PROVIDED TEXT -
Developed for gastronomy, INEDIT is an alternative to wine for pairing with all dishes — from informal to more exquisite, sophisticated types of food. INEDIT is a unique coupage of barley malt and wheat with spices which provide an intense and complex aroma. It aims to complement food once thought to be a challenge in terms of culinary pairings, including salads, vinegar-based sauces, bitter notes such as asparagus and artichokes, fatty and oily fish, and citrus.

With its delicate carbonation, INEDIT adapts to acidic, sweet and sour flavors. Its appearance is slightly cloudy, and INEDIT has a yeasty sensation with sweet spices, causing a creamy and fresh texture, delicate carbonic long aftertaste, and pleasant memory. The rich and highly adaptable bouquet offers a unique personality with a smooth, yet complex taste.

Unlike most beers, INEDIT is bottled in a 750 ml black wine bottle and is intended for sharing. INEDIT is to be served in a white wine glass, filled halfway and chilled in a cooler.

All well and good, except that how is it possible every beer aficionado knows something, something they take for granted even, that Adrià and his crew do not; which is that beer is, and has always been, a wonderful match with challenging foods.

The very idea of there being an all-purpose beer “for pairing with all dishes” suggests they don’t really understand beer’s complexities at all. No chef worth his salt would ever suggest there’s one wine that might go with any dish, but beer has for so long suffered in the shadows, and many chefs, sadly, think that beer is just one thing: the mass-produced adjunct swill that people guzzle at sporting events.

That they’ve missed the boat is again made obvious by the statement that “[u]nlike most beers, INEDIT is bottled in a 750 ml black wine bottle and is intended for sharing.” There are many, many beers that are bottled in a 750 ml size, not to mention the 22 oz. bomber, which has been around for decades. Both are, and always have been, for sharing.

Then there’s the serving suggestions, that it “be served in a white wine glass, filled halfway and chilled in a cooler.” I’m okay with the white wine glass — sort of — but Belgians and others have specifying particular glassware for their beer for a century or longer. I feel confident that there’s a beer glass that could work, too. But chilling it in a cooler? I don’t even understand that. Is that done with white wine? Is the wine put in the glass and then both are placed in a cooler to chill? Or do they mean that the glass should be chilled in a cooler first, a milder version of a frosted glass? Either way it’s a bad idea, something you should never do to your beer. It probably wouldn’t hurt it the way a frosted glass has the potential to harm beer, but it’s a road we shouldn’t even start traveling down.

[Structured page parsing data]
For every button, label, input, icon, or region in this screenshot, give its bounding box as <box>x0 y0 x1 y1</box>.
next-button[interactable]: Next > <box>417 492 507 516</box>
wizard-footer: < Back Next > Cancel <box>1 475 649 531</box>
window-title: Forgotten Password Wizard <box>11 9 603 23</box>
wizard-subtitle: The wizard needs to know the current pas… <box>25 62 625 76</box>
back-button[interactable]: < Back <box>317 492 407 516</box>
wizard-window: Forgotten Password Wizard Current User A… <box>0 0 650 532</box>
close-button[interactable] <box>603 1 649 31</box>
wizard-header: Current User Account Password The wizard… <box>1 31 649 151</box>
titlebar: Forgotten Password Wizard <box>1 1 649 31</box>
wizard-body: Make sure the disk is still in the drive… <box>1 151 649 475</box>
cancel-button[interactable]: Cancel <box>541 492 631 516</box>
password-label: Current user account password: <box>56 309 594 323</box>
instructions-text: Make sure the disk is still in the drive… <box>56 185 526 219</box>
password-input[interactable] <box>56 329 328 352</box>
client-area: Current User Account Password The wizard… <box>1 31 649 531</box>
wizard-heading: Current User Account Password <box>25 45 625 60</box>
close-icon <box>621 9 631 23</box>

REQUIRED ACTION 1 -
Duplicate the part of the INEDIT piece starting at "The very idea" and ending at "been, for sharing.".
REQUIRED ACTION 2 -
According to the INEDIT piece, what kind of bottle is INEDIT sold in?
These rows come from a different source.

EXERCISE OUTPUT 1 -
The very idea of there being an all-purpose beer “for pairing with all dishes” suggests they don’t really understand beer’s complexities at all. No chef worth his salt would ever suggest there’s one wine that might go with any dish, but beer has for so long suffered in the shadows, and many chefs, sadly, think that beer is just one thing: the mass-produced adjunct swill that people guzzle at sporting events.

That they’ve missed the boat is again made obvious by the statement that “[u]nlike most beers, INEDIT is bottled in a 750 ml black wine bottle and is intended for sharing.” There are many, many beers that are bottled in a 750 ml size, not to mention the 22 oz. bomber, which has been around for decades. Both are, and always have been, for sharing.

EXERCISE OUTPUT 2 -
A 750 ml black wine bottle.